§ **DO THIS**: Take down each entry exactly as written.
___ AVAILABLE DATA ___
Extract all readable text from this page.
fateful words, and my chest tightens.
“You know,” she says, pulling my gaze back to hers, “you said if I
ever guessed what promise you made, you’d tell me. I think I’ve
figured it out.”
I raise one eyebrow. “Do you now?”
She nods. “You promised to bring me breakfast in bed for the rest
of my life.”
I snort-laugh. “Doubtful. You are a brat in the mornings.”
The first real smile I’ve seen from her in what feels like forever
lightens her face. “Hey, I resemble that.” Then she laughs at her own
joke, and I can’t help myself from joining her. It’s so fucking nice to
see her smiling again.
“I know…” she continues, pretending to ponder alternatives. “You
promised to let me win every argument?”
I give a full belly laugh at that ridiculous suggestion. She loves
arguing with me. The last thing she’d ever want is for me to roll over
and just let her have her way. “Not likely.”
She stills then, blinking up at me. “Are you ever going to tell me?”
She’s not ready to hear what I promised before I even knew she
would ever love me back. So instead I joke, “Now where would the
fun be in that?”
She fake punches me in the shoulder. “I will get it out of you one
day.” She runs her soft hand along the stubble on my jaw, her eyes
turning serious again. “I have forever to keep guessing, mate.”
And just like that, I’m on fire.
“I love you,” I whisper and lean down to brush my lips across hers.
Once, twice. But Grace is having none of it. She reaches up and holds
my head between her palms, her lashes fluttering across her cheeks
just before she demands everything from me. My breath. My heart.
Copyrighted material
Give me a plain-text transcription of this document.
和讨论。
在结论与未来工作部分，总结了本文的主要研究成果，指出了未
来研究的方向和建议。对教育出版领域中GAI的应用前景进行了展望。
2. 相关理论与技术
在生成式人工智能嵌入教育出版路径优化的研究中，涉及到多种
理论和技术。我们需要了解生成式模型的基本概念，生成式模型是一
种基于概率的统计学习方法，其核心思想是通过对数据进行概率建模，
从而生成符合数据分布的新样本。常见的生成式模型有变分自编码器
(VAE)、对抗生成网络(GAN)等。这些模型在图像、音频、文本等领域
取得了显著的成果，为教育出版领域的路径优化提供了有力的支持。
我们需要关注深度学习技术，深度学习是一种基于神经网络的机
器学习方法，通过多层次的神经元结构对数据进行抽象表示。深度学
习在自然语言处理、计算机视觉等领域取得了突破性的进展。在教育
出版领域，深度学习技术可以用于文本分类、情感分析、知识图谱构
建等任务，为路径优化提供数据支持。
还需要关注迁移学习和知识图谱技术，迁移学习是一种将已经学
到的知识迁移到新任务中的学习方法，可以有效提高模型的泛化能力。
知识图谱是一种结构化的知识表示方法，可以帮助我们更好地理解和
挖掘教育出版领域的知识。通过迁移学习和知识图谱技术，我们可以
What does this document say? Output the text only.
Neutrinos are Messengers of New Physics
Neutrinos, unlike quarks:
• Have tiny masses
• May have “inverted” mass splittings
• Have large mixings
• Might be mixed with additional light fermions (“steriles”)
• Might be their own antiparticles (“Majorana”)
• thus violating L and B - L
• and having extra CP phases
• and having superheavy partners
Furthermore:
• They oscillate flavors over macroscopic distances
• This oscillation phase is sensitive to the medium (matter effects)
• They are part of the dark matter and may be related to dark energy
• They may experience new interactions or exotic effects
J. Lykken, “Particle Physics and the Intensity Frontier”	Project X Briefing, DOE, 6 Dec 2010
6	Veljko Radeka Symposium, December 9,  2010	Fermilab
___
§ **FINAL ANSWER**:
Extract all readable text from this page.
fateful words, and my chest tightens.
“You know,” she says, pulling my gaze back to hers, “you said if I
ever guessed what promise you made, you’d tell me. I think I’ve
figured it out.”
I raise one eyebrow. “Do you now?”
She nods. “You promised to bring me breakfast in bed for the rest
of my life.”
I snort-laugh. “Doubtful. You are a brat in the mornings.”
The first real smile I’ve seen from her in what feels like forever
lightens her face. “Hey, I resemble that.” Then she laughs at her own
joke, and I can’t help myself from joining her. It’s so fucking nice to
see her smiling again.
“I know…” she continues, pretending to ponder alternatives. “You
promised to let me win every argument?”
I give a full belly laugh at that ridiculous suggestion. She loves
arguing with me. The last thing she’d ever want is for me to roll over
and just let her have her way. “Not likely.”
She stills then, blinking up at me. “Are you ever going to tell me?”
She’s not ready to hear what I promised before I even knew she
would ever love me back. So instead I joke, “Now where would the
fun be in that?”
She fake punches me in the shoulder. “I will get it out of you one
day.” She runs her soft hand along the stubble on my jaw, her eyes
turning serious again. “I have forever to keep guessing, mate.”
And just like that, I’m on fire.
“I love you,” I whisper and lean down to brush my lips across hers.
Once, twice. But Grace is having none of it. She reaches up and holds
my head between her palms, her lashes fluttering across her cheeks
just before she demands everything from me. My breath. My heart.
Copyrighted material
Give me a plain-text transcription of this document.
和讨论。
在结论与未来工作部分，总结了本文的主要研究成果，指出了未
来研究的方向和建议。对教育出版领域中GAI的应用前景进行了展望。
2. 相关理论与技术
在生成式人工智能嵌入教育出版路径优化的研究中，涉及到多种
理论和技术。我们需要了解生成式模型的基本概念，生成式模型是一
种基于概率的统计学习方法，其核心思想是通过对数据进行概率建模，
从而生成符合数据分布的新样本。常见的生成式模型有变分自编码器
(VAE)、对抗生成网络(GAN)等。这些模型在图像、音频、文本等领域
取得了显著的成果，为教育出版领域的路径优化提供了有力的支持。
我们需要关注深度学习技术，深度学习是一种基于神经网络的机
器学习方法，通过多层次的神经元结构对数据进行抽象表示。深度学
习在自然语言处理、计算机视觉等领域取得了突破性的进展。在教育
出版领域，深度学习技术可以用于文本分类、情感分析、知识图谱构
建等任务，为路径优化提供数据支持。
还需要关注迁移学习和知识图谱技术，迁移学习是一种将已经学
到的知识迁移到新任务中的学习方法，可以有效提高模型的泛化能力。
知识图谱是一种结构化的知识表示方法，可以帮助我们更好地理解和
挖掘教育出版领域的知识。通过迁移学习和知识图谱技术，我们可以
What does this document say? Output the text only.
Neutrinos are Messengers of New Physics
Neutrinos, unlike quarks:
• Have tiny masses
• May have “inverted” mass splittings
• Have large mixings
• Might be mixed with additional light fermions (“steriles”)
• Might be their own antiparticles (“Majorana”)
• thus violating L and B - L
• and having extra CP phases
• and having superheavy partners
Furthermore:
• They oscillate flavors over macroscopic distances
• This oscillation phase is sensitive to the medium (matter effects)
• They are part of the dark matter and may be related to dark energy
• They may experience new interactions or exotic effects
J. Lykken, “Particle Physics and the Intensity Frontier”	Project X Briefing, DOE, 6 Dec 2010
6	Veljko Radeka Symposium, December 9,  2010	Fermilab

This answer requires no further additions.